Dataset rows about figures
════════════════════

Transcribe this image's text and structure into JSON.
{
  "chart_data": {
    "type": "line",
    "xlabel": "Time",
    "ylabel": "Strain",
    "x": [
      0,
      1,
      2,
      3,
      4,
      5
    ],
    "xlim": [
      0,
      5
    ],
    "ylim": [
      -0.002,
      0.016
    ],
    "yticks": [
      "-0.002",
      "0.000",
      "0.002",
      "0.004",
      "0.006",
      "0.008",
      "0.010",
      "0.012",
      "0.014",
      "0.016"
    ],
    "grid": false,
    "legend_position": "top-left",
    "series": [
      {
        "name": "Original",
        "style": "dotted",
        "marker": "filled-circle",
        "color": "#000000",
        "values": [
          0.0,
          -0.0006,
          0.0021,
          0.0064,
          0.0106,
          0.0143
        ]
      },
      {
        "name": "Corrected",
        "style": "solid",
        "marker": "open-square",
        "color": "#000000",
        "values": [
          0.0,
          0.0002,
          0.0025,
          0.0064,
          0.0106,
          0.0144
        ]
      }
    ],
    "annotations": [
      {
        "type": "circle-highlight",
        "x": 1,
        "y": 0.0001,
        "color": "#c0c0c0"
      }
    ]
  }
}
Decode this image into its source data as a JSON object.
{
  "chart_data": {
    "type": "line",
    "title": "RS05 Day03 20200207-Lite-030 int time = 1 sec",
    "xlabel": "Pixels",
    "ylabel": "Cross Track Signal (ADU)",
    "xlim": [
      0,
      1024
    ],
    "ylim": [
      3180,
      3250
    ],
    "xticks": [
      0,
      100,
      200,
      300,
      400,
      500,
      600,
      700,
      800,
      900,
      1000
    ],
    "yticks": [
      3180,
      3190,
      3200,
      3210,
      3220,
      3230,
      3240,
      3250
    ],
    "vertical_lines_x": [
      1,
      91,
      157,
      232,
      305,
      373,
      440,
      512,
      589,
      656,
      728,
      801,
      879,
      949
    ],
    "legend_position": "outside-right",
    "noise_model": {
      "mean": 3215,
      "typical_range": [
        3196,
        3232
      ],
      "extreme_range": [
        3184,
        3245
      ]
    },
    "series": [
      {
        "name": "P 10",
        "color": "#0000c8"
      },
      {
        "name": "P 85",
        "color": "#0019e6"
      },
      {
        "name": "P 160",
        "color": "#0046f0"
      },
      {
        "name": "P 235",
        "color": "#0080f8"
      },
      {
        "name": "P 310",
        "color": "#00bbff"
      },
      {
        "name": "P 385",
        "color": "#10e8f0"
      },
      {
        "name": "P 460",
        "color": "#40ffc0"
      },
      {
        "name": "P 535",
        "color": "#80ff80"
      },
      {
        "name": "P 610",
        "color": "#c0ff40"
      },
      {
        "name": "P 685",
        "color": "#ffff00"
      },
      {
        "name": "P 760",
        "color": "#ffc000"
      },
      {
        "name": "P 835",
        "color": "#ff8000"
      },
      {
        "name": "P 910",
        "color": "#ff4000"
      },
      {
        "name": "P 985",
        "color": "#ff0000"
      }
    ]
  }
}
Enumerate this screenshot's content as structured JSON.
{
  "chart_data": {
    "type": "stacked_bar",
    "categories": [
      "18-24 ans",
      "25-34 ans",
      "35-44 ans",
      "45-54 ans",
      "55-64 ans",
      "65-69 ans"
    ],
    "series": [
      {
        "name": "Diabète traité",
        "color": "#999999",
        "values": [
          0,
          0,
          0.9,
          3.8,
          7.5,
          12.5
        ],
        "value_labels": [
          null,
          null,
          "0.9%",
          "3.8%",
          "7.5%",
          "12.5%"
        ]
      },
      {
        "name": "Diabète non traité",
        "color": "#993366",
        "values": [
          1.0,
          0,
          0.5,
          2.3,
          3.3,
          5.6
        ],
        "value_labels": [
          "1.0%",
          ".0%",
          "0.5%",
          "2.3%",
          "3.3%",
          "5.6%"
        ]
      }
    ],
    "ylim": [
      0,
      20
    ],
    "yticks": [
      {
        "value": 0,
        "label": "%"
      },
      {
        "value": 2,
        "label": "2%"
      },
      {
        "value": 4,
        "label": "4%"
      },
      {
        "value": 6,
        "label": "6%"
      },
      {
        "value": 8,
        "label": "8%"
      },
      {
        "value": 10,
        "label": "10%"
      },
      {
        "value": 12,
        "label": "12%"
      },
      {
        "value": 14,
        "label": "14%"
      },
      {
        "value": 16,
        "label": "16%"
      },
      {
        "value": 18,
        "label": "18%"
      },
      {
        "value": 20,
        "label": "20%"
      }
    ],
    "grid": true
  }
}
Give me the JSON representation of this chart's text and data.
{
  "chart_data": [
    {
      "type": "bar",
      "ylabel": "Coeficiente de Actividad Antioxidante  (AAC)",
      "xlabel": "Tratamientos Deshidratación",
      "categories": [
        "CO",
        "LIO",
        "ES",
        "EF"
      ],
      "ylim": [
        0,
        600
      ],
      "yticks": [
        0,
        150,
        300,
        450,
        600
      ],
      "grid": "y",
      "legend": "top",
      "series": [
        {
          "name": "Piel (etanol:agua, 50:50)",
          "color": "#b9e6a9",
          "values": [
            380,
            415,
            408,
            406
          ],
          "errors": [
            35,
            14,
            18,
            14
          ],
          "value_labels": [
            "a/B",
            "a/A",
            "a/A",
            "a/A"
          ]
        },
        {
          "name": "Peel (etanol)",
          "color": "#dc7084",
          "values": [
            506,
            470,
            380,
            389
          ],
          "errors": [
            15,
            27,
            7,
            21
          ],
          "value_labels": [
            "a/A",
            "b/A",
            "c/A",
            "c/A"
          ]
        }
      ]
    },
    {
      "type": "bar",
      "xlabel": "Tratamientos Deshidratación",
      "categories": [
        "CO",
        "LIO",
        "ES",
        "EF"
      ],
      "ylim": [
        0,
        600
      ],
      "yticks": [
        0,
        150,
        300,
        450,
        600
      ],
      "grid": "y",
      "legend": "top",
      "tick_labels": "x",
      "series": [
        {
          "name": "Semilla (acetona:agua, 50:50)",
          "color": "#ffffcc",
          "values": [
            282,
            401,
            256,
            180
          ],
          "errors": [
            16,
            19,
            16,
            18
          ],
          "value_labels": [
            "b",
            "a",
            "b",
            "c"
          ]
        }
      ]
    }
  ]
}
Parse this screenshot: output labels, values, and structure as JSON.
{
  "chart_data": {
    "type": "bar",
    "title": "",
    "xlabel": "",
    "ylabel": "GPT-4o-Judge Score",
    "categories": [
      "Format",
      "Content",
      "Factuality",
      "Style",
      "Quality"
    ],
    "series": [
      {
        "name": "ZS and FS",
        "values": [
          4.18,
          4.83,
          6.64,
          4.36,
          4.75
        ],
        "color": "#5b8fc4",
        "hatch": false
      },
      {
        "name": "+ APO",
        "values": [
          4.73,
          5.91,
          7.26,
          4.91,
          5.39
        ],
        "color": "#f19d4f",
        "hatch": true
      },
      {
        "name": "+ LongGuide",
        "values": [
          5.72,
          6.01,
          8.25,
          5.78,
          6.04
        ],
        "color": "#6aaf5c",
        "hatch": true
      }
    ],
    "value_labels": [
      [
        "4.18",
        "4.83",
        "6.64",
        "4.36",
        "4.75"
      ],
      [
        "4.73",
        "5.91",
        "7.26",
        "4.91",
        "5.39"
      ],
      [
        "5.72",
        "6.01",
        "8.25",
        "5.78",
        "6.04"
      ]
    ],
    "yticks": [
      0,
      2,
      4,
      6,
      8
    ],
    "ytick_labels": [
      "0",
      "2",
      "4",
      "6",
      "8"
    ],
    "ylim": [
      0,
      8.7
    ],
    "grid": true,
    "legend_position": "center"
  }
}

════════════════════

Your instructions = Give back exactly the lines from the one containing "Parse this screenshot: output" to the end of the material, both ends included.

Response =
Parse this screenshot: output labels, values, and structure as JSON.
{
  "chart_data": {
    "type": "bar",
    "title": "",
    "xlabel": "",
    "ylabel": "GPT-4o-Judge Score",
    "categories": [
      "Format",
      "Content",
      "Factuality",
      "Style",
      "Quality"
    ],
    "series": [
      {
        "name": "ZS and FS",
        "values": [
          4.18,
          4.83,
          6.64,
          4.36,
          4.75
        ],
        "color": "#5b8fc4",
        "hatch": false
      },
      {
        "name": "+ APO",
        "values": [
          4.73,
          5.91,
          7.26,
          4.91,
          5.39
        ],
        "color": "#f19d4f",
        "hatch": true
      },
      {
        "name": "+ LongGuide",
        "values": [
          5.72,
          6.01,
          8.25,
          5.78,
          6.04
        ],
        "color": "#6aaf5c",
        "hatch": true
      }
    ],
    "value_labels": [
      [
        "4.18",
        "4.83",
        "6.64",
        "4.36",
        "4.75"
      ],
      [
        "4.73",
        "5.91",
        "7.26",
        "4.91",
        "5.39"
      ],
      [
        "5.72",
        "6.01",
        "8.25",
        "5.78",
        "6.04"
      ]
    ],
    "yticks": [
      0,
      2,
      4,
      6,
      8
    ],
    "ytick_labels": [
      "0",
      "2",
      "4",
      "6",
      "8"
    ],
    "ylim": [
      0,
      8.7
    ],
    "grid": true,
    "legend_position": "center"
  }
}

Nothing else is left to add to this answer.